§ **DIRECTION**
Skip every line before the one containing "Enumerate this screenshot's", then copy that line and the rest of the entries below exactly, through the last line.

(Dataset excerpts)
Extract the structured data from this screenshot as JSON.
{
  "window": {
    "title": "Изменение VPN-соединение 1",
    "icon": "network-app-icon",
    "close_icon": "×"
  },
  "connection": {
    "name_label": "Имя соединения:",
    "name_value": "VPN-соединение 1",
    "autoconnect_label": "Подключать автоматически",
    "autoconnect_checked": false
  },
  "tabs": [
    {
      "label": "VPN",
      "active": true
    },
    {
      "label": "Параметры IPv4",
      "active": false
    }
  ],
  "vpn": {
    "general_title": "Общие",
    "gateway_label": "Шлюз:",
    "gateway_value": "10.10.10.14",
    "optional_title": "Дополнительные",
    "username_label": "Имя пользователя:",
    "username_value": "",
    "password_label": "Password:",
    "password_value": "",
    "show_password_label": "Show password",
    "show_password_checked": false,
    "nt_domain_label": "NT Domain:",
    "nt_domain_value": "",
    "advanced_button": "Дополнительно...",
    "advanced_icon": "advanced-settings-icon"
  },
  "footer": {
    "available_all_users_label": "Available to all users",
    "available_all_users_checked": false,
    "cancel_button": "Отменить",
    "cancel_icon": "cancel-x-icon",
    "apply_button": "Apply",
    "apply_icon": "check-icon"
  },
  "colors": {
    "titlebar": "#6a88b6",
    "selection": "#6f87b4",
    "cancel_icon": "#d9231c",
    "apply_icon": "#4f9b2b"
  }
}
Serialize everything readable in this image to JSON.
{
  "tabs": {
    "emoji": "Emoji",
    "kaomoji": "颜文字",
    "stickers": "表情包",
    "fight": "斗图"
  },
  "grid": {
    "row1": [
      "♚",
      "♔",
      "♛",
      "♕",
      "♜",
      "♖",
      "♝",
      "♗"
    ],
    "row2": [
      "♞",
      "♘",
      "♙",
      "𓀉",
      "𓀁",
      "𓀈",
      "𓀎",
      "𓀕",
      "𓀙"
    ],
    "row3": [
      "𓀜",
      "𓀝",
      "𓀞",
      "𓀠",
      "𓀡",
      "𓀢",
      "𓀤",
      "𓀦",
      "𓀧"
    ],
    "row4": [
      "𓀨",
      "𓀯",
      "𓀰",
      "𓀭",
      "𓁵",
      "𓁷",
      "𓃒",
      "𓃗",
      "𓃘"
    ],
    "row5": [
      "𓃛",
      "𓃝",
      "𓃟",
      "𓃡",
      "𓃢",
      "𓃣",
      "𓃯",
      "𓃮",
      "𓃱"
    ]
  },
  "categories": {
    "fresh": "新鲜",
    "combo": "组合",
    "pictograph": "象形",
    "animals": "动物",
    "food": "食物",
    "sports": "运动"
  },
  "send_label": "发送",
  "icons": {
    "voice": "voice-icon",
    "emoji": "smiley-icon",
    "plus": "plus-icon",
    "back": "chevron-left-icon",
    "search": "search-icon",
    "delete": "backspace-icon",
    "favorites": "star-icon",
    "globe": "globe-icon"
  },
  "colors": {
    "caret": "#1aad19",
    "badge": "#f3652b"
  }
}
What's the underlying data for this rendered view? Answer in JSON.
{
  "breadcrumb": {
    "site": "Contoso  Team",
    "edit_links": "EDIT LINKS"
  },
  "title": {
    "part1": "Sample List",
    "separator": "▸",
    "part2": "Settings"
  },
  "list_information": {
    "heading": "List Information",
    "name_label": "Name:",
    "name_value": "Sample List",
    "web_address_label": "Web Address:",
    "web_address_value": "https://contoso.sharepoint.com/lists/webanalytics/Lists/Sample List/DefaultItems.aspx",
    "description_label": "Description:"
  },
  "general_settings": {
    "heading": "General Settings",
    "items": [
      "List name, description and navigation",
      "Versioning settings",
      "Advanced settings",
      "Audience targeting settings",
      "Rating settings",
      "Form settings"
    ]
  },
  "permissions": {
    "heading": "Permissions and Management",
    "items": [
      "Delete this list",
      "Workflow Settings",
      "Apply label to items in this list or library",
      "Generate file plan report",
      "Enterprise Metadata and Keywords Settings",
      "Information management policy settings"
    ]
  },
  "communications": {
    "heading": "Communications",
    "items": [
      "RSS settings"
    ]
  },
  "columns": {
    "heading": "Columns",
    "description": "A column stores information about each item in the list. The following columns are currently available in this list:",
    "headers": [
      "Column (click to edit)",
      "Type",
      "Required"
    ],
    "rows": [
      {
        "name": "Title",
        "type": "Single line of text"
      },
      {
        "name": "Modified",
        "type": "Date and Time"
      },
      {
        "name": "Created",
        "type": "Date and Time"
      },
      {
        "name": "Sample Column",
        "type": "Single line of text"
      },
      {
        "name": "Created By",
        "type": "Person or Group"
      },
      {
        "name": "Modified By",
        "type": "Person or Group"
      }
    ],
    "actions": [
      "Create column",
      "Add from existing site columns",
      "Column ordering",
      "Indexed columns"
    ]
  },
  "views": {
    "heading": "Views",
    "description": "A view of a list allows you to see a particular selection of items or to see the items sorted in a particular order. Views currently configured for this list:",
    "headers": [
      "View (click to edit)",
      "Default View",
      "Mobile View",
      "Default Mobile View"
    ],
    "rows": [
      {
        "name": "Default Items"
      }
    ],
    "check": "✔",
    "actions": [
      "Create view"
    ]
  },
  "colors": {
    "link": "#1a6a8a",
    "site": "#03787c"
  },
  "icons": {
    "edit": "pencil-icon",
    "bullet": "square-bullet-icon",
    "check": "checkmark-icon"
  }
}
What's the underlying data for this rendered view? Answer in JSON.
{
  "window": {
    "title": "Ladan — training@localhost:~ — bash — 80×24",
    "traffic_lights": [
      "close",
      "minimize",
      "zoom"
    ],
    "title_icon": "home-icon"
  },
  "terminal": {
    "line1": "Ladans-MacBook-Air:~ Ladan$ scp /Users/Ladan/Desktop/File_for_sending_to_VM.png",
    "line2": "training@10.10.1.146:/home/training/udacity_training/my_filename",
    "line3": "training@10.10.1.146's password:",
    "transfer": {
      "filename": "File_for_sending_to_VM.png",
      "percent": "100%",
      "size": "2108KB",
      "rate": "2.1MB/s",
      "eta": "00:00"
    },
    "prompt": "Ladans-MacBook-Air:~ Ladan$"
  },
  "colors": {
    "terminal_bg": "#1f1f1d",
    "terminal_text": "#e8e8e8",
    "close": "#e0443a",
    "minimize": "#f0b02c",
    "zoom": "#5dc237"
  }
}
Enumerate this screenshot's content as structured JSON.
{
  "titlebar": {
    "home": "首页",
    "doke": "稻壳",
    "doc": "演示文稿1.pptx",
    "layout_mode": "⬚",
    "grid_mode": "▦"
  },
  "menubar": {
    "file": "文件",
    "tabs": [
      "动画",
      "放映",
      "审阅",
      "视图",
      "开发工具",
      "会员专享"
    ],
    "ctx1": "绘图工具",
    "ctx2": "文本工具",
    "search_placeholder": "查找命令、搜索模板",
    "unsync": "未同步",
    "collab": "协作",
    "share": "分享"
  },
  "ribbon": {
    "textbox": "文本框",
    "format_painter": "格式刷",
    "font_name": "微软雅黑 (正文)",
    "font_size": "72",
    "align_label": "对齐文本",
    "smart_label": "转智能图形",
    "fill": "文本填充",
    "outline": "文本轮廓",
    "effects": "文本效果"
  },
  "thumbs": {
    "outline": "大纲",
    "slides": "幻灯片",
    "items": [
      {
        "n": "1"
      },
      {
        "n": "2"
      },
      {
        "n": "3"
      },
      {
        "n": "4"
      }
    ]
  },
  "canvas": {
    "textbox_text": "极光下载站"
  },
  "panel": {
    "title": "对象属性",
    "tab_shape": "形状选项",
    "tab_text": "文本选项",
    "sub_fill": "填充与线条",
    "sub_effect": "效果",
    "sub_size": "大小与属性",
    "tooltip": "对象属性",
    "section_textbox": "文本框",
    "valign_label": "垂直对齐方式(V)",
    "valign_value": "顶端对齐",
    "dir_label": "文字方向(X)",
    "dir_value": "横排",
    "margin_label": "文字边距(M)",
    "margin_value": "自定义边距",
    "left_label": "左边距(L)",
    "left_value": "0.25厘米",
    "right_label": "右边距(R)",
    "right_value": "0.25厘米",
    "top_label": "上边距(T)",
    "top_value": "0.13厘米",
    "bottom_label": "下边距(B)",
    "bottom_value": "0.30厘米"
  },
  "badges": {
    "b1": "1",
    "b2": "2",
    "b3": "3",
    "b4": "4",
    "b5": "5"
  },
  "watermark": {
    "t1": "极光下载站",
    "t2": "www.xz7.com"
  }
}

§ **REPLY**
Enumerate this screenshot's content as structured JSON.
{
  "titlebar": {
    "home": "首页",
    "doke": "稻壳",
    "doc": "演示文稿1.pptx",
    "layout_mode": "⬚",
    "grid_mode": "▦"
  },
  "menubar": {
    "file": "文件",
    "tabs": [
      "动画",
      "放映",
      "审阅",
      "视图",
      "开发工具",
      "会员专享"
    ],
    "ctx1": "绘图工具",
    "ctx2": "文本工具",
    "search_placeholder": "查找命令、搜索模板",
    "unsync": "未同步",
    "collab": "协作",
    "share": "分享"
  },
  "ribbon": {
    "textbox": "文本框",
    "format_painter": "格式刷",
    "font_name": "微软雅黑 (正文)",
    "font_size": "72",
    "align_label": "对齐文本",
    "smart_label": "转智能图形",
    "fill": "文本填充",
    "outline": "文本轮廓",
    "effects": "文本效果"
  },
  "thumbs": {
    "outline": "大纲",
    "slides": "幻灯片",
    "items": [
      {
        "n": "1"
      },
      {
        "n": "2"
      },
      {
        "n": "3"
      },
      {
        "n": "4"
      }
    ]
  },
  "canvas": {
    "textbox_text": "极光下载站"
  },
  "panel": {
    "title": "对象属性",
    "tab_shape": "形状选项",
    "tab_text": "文本选项",
    "sub_fill": "填充与线条",
    "sub_effect": "效果",
    "sub_size": "大小与属性",
    "tooltip": "对象属性",
    "section_textbox": "文本框",
    "valign_label": "垂直对齐方式(V)",
    "valign_value": "顶端对齐",
    "dir_label": "文字方向(X)",
    "dir_value": "横排",
    "margin_label": "文字边距(M)",
    "margin_value": "自定义边距",
    "left_label": "左边距(L)",
    "left_value": "0.25厘米",
    "right_label": "右边距(R)",
    "right_value": "0.25厘米",
    "top_label": "上边距(T)",
    "top_value": "0.13厘米",
    "bottom_label": "下边距(B)",
    "bottom_value": "0.30厘米"
  },
  "badges": {
    "b1": "1",
    "b2": "2",
    "b3": "3",
    "b4": "4",
    "b5": "5"
  },
  "watermark": {
    "t1": "极光下载站",
    "t2": "www.xz7.com"
  }
}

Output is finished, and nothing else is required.